The expected output is the complete data, reproduced exactly.
::::
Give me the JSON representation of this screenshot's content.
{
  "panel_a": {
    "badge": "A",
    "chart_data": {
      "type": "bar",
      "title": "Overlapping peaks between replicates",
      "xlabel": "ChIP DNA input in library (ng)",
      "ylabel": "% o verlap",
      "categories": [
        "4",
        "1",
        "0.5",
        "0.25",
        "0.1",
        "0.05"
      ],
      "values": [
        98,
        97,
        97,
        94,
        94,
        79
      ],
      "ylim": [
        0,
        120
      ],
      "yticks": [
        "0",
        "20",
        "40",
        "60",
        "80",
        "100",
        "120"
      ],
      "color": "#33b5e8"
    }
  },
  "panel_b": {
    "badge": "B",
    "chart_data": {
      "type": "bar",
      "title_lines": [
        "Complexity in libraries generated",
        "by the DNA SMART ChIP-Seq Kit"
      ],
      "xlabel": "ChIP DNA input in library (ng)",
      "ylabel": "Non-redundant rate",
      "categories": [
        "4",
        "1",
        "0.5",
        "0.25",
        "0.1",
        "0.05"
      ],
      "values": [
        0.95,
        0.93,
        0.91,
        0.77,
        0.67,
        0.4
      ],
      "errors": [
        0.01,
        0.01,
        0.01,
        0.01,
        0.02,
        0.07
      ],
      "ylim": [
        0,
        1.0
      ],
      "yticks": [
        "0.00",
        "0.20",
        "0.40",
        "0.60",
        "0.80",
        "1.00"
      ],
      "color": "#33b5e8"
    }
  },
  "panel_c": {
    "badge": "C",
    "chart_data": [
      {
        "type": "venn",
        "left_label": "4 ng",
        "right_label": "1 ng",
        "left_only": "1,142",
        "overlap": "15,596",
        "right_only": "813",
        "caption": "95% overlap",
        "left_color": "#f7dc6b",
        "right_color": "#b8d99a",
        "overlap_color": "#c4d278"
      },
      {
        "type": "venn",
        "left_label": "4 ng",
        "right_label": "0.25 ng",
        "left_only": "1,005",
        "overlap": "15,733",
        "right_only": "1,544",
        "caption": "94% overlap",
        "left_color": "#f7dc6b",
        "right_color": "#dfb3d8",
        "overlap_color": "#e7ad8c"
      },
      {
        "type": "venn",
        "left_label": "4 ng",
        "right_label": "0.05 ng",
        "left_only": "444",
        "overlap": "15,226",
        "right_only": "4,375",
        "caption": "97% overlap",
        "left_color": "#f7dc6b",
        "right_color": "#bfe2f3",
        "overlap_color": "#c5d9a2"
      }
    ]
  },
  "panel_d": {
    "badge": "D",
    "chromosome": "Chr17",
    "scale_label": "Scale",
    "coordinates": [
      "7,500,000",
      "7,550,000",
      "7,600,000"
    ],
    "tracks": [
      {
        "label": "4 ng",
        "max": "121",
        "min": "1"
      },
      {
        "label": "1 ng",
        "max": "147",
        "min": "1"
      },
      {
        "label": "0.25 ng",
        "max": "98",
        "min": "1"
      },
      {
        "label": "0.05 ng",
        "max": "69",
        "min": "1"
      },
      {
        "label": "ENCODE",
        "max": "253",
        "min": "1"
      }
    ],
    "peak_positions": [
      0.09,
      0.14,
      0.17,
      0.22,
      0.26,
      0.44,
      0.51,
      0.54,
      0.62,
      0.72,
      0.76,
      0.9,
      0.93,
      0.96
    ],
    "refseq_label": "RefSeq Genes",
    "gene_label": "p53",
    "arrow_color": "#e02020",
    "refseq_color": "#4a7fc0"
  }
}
::::
*Your response*
Give me the JSON representation of this screenshot's content.
{
  "panel_a": {
    "badge": "A",
    "chart_data": {
      "type": "bar",
      "title": "Overlapping peaks between replicates",
      "xlabel": "ChIP DNA input in library (ng)",
      "ylabel": "% o verlap",
      "categories": [
        "4",
        "1",
        "0.5",
        "0.25",
        "0.1",
        "0.05"
      ],
      "values": [
        98,
        97,
        97,
        94,
        94,
        79
      ],
      "ylim": [
        0,
        120
      ],
      "yticks": [
        "0",
        "20",
        "40",
        "60",
        "80",
        "100",
        "120"
      ],
      "color": "#33b5e8"
    }
  },
  "panel_b": {
    "badge": "B",
    "chart_data": {
      "type": "bar",
      "title_lines": [
        "Complexity in libraries generated",
        "by the DNA SMART ChIP-Seq Kit"
      ],
      "xlabel": "ChIP DNA input in library (ng)",
      "ylabel": "Non-redundant rate",
      "categories": [
        "4",
        "1",
        "0.5",
        "0.25",
        "0.1",
        "0.05"
      ],
      "values": [
        0.95,
        0.93,
        0.91,
        0.77,
        0.67,
        0.4
      ],
      "errors": [
        0.01,
        0.01,
        0.01,
        0.01,
        0.02,
        0.07
      ],
      "ylim": [
        0,
        1.0
      ],
      "yticks": [
        "0.00",
        "0.20",
        "0.40",
        "0.60",
        "0.80",
        "1.00"
      ],
      "color": "#33b5e8"
    }
  },
  "panel_c": {
    "badge": "C",
    "chart_data": [
      {
        "type": "venn",
        "left_label": "4 ng",
        "right_label": "1 ng",
        "left_only": "1,142",
        "overlap": "15,596",
        "right_only": "813",
        "caption": "95% overlap",
        "left_color": "#f7dc6b",
        "right_color": "#b8d99a",
        "overlap_color": "#c4d278"
      },
      {
        "type": "venn",
        "left_label": "4 ng",
        "right_label": "0.25 ng",
        "left_only": "1,005",
        "overlap": "15,733",
        "right_only": "1,544",
        "caption": "94% overlap",
        "left_color": "#f7dc6b",
        "right_color": "#dfb3d8",
        "overlap_color": "#e7ad8c"
      },
      {
        "type": "venn",
        "left_label": "4 ng",
        "right_label": "0.05 ng",
        "left_only": "444",
        "overlap": "15,226",
        "right_only": "4,375",
        "caption": "97% overlap",
        "left_color": "#f7dc6b",
        "right_color": "#bfe2f3",
        "overlap_color": "#c5d9a2"
      }
    ]
  },
  "panel_d": {
    "badge": "D",
    "chromosome": "Chr17",
    "scale_label": "Scale",
    "coordinates": [
      "7,500,000",
      "7,550,000",
      "7,600,000"
    ],
    "tracks": [
      {
        "label": "4 ng",
        "max": "121",
        "min": "1"
      },
      {
        "label": "1 ng",
        "max": "147",
        "min": "1"
      },
      {
        "label": "0.25 ng",
        "max": "98",
        "min": "1"
      },
      {
        "label": "0.05 ng",
        "max": "69",
        "min": "1"
      },
      {
        "label": "ENCODE",
        "max": "253",
        "min": "1"
      }
    ],
    "peak_positions": [
      0.09,
      0.14,
      0.17,
      0.22,
      0.26,
      0.44,
      0.51,
      0.54,
      0.62,
      0.72,
      0.76,
      0.9,
      0.93,
      0.96
    ],
    "refseq_label": "RefSeq Genes",
    "gene_label": "p53",
    "arrow_color": "#e02020",
    "refseq_color": "#4a7fc0"
  }
}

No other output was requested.